» **TASK GOAL**
Would you output the whole listing below, exactly as it reads?

» **INPUT FOR THIS TASK**

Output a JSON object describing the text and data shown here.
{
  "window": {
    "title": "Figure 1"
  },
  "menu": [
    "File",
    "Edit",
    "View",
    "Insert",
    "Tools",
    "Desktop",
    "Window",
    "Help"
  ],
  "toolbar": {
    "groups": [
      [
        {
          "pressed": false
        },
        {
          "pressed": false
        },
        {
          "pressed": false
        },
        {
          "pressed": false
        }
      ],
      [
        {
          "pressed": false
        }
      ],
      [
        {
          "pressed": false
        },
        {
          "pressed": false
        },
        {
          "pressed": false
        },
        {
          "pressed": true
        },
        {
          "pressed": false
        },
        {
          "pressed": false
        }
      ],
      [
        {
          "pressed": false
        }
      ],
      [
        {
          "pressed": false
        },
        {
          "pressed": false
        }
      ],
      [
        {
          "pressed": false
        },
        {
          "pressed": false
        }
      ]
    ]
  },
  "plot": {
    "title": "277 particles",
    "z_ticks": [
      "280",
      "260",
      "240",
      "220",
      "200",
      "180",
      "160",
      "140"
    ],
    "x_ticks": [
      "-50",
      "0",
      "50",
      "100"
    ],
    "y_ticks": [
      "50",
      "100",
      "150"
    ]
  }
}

» **FULL OUTPUT**
Output a JSON object describing the text and data shown here.
{
  "window": {
    "title": "Figure 1"
  },
  "menu": [
    "File",
    "Edit",
    "View",
    "Insert",
    "Tools",
    "Desktop",
    "Window",
    "Help"
  ],
  "toolbar": {
    "groups": [
      [
        {
          "pressed": false
        },
        {
          "pressed": false
        },
        {
          "pressed": false
        },
        {
          "pressed": false
        }
      ],
      [
        {
          "pressed": false
        }
      ],
      [
        {
          "pressed": false
        },
        {
          "pressed": false
        },
        {
          "pressed": false
        },
        {
          "pressed": true
        },
        {
          "pressed": false
        },
        {
          "pressed": false
        }
      ],
      [
        {
          "pressed": false
        }
      ],
      [
        {
          "pressed": false
        },
        {
          "pressed": false
        }
      ],
      [
        {
          "pressed": false
        },
        {
          "pressed": false
        }
      ]
    ]
  },
  "plot": {
    "title": "277 particles",
    "z_ticks": [
      "280",
      "260",
      "240",
      "220",
      "200",
      "180",
      "160",
      "140"
    ],
    "x_ticks": [
      "-50",
      "0",
      "50",
      "100"
    ],
    "y_ticks": [
      "50",
      "100",
      "150"
    ]
  }
}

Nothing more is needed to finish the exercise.